Requirement
In the listing below, please print the line that contains "Transcribe the text in this document." and every line that follows it, exactly.

Stored records
***
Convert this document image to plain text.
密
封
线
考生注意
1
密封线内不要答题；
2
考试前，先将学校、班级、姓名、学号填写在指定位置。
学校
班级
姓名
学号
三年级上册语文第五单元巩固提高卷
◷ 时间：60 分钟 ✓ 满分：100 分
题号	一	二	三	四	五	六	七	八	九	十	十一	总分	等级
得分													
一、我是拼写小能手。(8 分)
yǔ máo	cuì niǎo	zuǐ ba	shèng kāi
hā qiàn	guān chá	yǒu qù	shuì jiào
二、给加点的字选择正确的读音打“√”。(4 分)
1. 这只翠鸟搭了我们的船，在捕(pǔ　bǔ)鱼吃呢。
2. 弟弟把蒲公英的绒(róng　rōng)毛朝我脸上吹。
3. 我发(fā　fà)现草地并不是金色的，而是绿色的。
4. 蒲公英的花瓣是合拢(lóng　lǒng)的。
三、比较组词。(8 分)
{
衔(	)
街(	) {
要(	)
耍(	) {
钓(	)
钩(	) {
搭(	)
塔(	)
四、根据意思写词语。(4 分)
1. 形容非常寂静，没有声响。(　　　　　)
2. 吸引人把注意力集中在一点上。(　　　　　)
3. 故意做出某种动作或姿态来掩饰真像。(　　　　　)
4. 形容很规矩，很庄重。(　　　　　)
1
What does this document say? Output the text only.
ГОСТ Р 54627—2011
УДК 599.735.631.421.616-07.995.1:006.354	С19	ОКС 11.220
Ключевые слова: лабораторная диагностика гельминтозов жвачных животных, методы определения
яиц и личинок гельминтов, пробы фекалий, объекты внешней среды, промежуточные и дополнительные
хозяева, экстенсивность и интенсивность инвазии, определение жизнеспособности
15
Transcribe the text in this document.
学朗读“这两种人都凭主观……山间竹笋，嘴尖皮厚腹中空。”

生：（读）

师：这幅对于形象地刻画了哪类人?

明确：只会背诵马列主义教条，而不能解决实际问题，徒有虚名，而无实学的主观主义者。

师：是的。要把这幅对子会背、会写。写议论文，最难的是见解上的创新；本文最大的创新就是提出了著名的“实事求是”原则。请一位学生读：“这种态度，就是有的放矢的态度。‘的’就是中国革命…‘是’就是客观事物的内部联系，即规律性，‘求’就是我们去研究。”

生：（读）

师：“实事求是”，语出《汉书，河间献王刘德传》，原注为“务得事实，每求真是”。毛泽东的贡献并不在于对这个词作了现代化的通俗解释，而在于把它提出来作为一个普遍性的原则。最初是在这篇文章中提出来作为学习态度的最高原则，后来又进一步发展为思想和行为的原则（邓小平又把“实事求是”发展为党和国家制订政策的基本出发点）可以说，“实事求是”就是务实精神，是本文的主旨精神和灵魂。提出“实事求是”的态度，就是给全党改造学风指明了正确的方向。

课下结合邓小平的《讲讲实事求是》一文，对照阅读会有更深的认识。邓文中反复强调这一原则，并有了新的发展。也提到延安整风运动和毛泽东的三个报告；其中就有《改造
***
Task result
Transcribe the text in this document.
学朗读“这两种人都凭主观……山间竹笋，嘴尖皮厚腹中空。”

生：（读）

师：这幅对于形象地刻画了哪类人?

明确：只会背诵马列主义教条，而不能解决实际问题，徒有虚名，而无实学的主观主义者。

师：是的。要把这幅对子会背、会写。写议论文，最难的是见解上的创新；本文最大的创新就是提出了著名的“实事求是”原则。请一位学生读：“这种态度，就是有的放矢的态度。‘的’就是中国革命…‘是’就是客观事物的内部联系，即规律性，‘求’就是我们去研究。”

生：（读）

师：“实事求是”，语出《汉书，河间献王刘德传》，原注为“务得事实，每求真是”。毛泽东的贡献并不在于对这个词作了现代化的通俗解释，而在于把它提出来作为一个普遍性的原则。最初是在这篇文章中提出来作为学习态度的最高原则，后来又进一步发展为思想和行为的原则（邓小平又把“实事求是”发展为党和国家制订政策的基本出发点）可以说，“实事求是”就是务实精神，是本文的主旨精神和灵魂。提出“实事求是”的态度，就是给全党改造学风指明了正确的方向。

课下结合邓小平的《讲讲实事求是》一文，对照阅读会有更深的认识。邓文中反复强调这一原则，并有了新的发展。也提到延安整风运动和毛泽东的三个报告；其中就有《改造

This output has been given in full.